[start of RECORDS FOR PROCESSING]
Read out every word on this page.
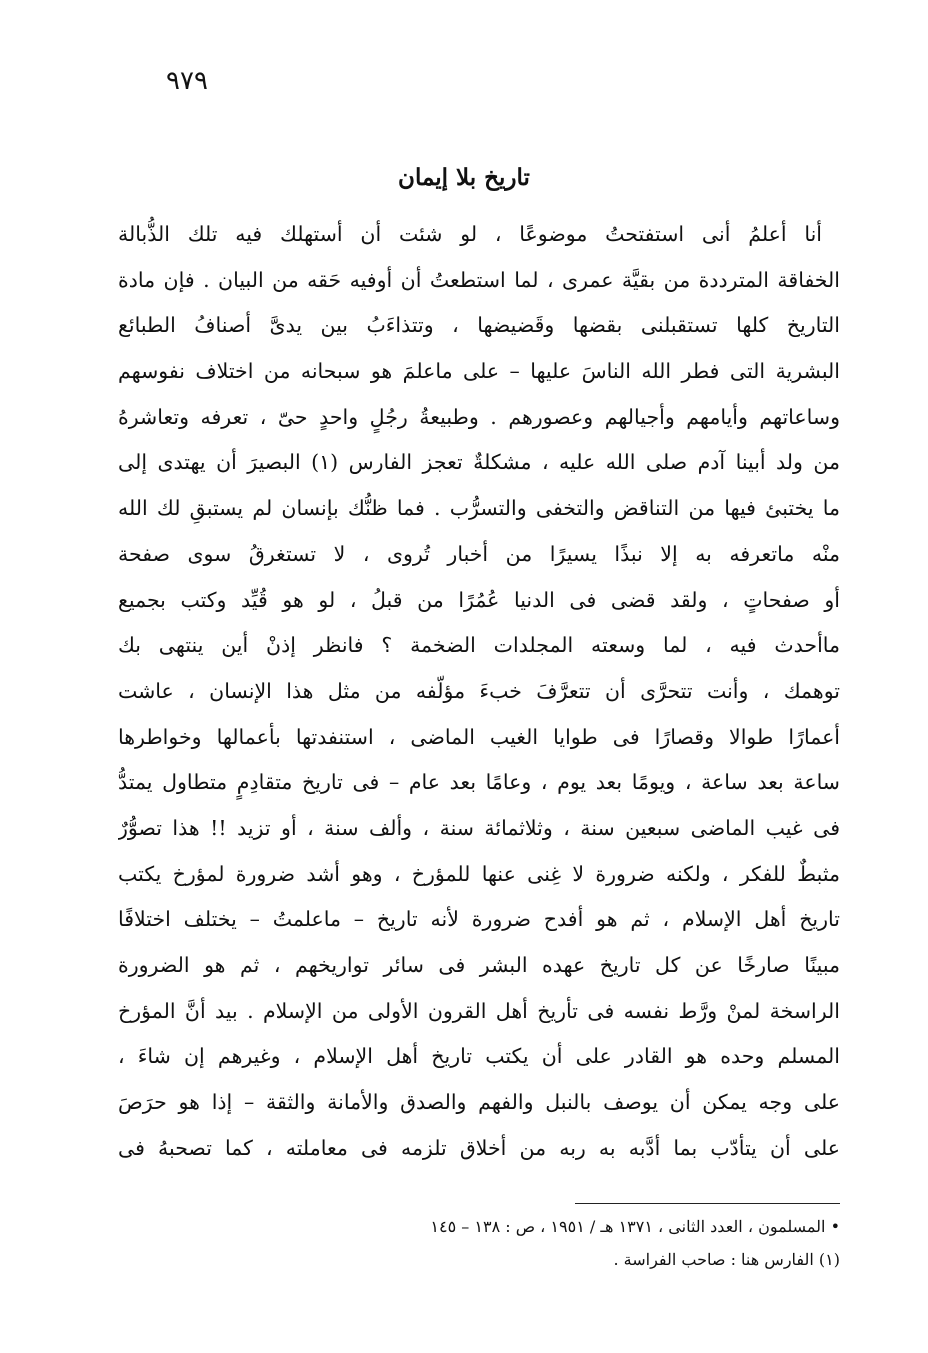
٩٧٩
تاريخ بلا إيمان
أنا أعلمُ أنى استفتحتُ موضوعًا ، لو شئت أن أستهلك فيه تلك الذُّبالة
الخفاقة المترددة من بقيَّة عمرى ، لما استطعتُ أن أوفيه حَقه من البيان . فإن مادة
التاريخ كلها تستقبلنى بقضها وقَضيضها ، وتتذاءَبُ بين يدىَّ أصنافُ الطبائع
البشرية التى فطر الله الناسَ عليها – على ماعلمَ هو سبحانه من اختلاف نفوسهم
وساعاتهم وأيامهم وأجيالهم وعصورهم . وطبيعةُ رجُلٍ واحدٍ حىّ ، تعرفه وتعاشرهُ
من ولد أبينا آدم صلى الله عليه ، مشكلةٌ تعجز الفارس (١) البصيرَ أن يهتدى إلى
ما يختبئ فيها من التناقض والتخفى والتسرُّب . فما ظنُّك بإنسان لم يستبقِ لك الله
منْه ماتعرفه به إلا نبذًا يسيرًا من أخبار تُروى ، لا تستغرقُ سوى صفحة
أو صفحاتٍ ، ولقد قضى فى الدنيا عُمُرًا من قبلُ ، لو هو قُيِّد وكتب بجميع
ماأحدث فيه ، لما وسعته المجلدات الضخمة ؟ فانظر إذنْ أين ينتهى بك
توهمك ، وأنت تتحرَّى أن تتعرَّفَ خبءَ مؤلّفه من مثل هذا الإنسان ، عاشت
أعمارًا طوالا وقصارًا فى طوايا الغيب الماضى ، استنفدتها بأعمالها وخواطرها
ساعة بعد ساعة ، ويومًا بعد يوم ، وعامًا بعد عام – فى تاريخ متقادِمٍ متطاول يمتدُّ
فى غيب الماضى سبعين سنة ، وثلاثمائة سنة ، وألف سنة ، أو تزيد !! هذا تصوُّرٌ
مثبطٌ للفكر ، ولكنه ضرورة لا غِنى عنها للمؤرخ ، وهو أشد ضرورة لمؤرخ يكتب
تاريخ أهل الإسلام ، ثم هو أفدح ضرورة لأنه تاريخ – ماعلمتُ – يختلف اختلافًا
مبينًا صارخًا عن كل تاريخ عهده البشر فى سائر تواريخهم ، ثم هو الضرورة
الراسخة لمنْ ورَّط نفسه فى تأريخ أهل القرون الأولى من الإسلام . بيد أنَّ المؤرخ
المسلم وحده هو القادر على أن يكتب تاريخ أهل الإسلام ، وغيرهم إن شاءَ ،
على وجه يمكن أن يوصف بالنبل والفهم والصدق والأمانة والثقة – إذا هو حرَصَ
على أن يتأدّب بما أدَّبه به ربه من أخلاق تلزمه فى معاملته ، كما تصحبهُ فى
• المسلمون ، العدد الثانى ، ١٣٧١ هـ / ١٩٥١ ، ص : ١٣٨ – ١٤٥
(١) الفارس هنا : صاحب الفراسة .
[end of RECORDS FOR PROCESSING]
▸ **WHAT IS REQUIRED**
Omit pictures; set down the rest of the material word for word.

▸ **ANSWER TO THE PROBLEM**
Read out every word on this page.
٩٧٩
تاريخ بلا إيمان
أنا أعلمُ أنى استفتحتُ موضوعًا ، لو شئت أن أستهلك فيه تلك الذُّبالة
الخفاقة المترددة من بقيَّة عمرى ، لما استطعتُ أن أوفيه حَقه من البيان . فإن مادة
التاريخ كلها تستقبلنى بقضها وقَضيضها ، وتتذاءَبُ بين يدىَّ أصنافُ الطبائع
البشرية التى فطر الله الناسَ عليها – على ماعلمَ هو سبحانه من اختلاف نفوسهم
وساعاتهم وأيامهم وأجيالهم وعصورهم . وطبيعةُ رجُلٍ واحدٍ حىّ ، تعرفه وتعاشرهُ
من ولد أبينا آدم صلى الله عليه ، مشكلةٌ تعجز الفارس (١) البصيرَ أن يهتدى إلى
ما يختبئ فيها من التناقض والتخفى والتسرُّب . فما ظنُّك بإنسان لم يستبقِ لك الله
منْه ماتعرفه به إلا نبذًا يسيرًا من أخبار تُروى ، لا تستغرقُ سوى صفحة
أو صفحاتٍ ، ولقد قضى فى الدنيا عُمُرًا من قبلُ ، لو هو قُيِّد وكتب بجميع
ماأحدث فيه ، لما وسعته المجلدات الضخمة ؟ فانظر إذنْ أين ينتهى بك
توهمك ، وأنت تتحرَّى أن تتعرَّفَ خبءَ مؤلّفه من مثل هذا الإنسان ، عاشت
أعمارًا طوالا وقصارًا فى طوايا الغيب الماضى ، استنفدتها بأعمالها وخواطرها
ساعة بعد ساعة ، ويومًا بعد يوم ، وعامًا بعد عام – فى تاريخ متقادِمٍ متطاول يمتدُّ
فى غيب الماضى سبعين سنة ، وثلاثمائة سنة ، وألف سنة ، أو تزيد !! هذا تصوُّرٌ
مثبطٌ للفكر ، ولكنه ضرورة لا غِنى عنها للمؤرخ ، وهو أشد ضرورة لمؤرخ يكتب
تاريخ أهل الإسلام ، ثم هو أفدح ضرورة لأنه تاريخ – ماعلمتُ – يختلف اختلافًا
مبينًا صارخًا عن كل تاريخ عهده البشر فى سائر تواريخهم ، ثم هو الضرورة
الراسخة لمنْ ورَّط نفسه فى تأريخ أهل القرون الأولى من الإسلام . بيد أنَّ المؤرخ
المسلم وحده هو القادر على أن يكتب تاريخ أهل الإسلام ، وغيرهم إن شاءَ ،
على وجه يمكن أن يوصف بالنبل والفهم والصدق والأمانة والثقة – إذا هو حرَصَ
على أن يتأدّب بما أدَّبه به ربه من أخلاق تلزمه فى معاملته ، كما تصحبهُ فى
• المسلمون ، العدد الثانى ، ١٣٧١ هـ / ١٩٥١ ، ص : ١٣٨ – ١٤٥
(١) الفارس هنا : صاحب الفراسة .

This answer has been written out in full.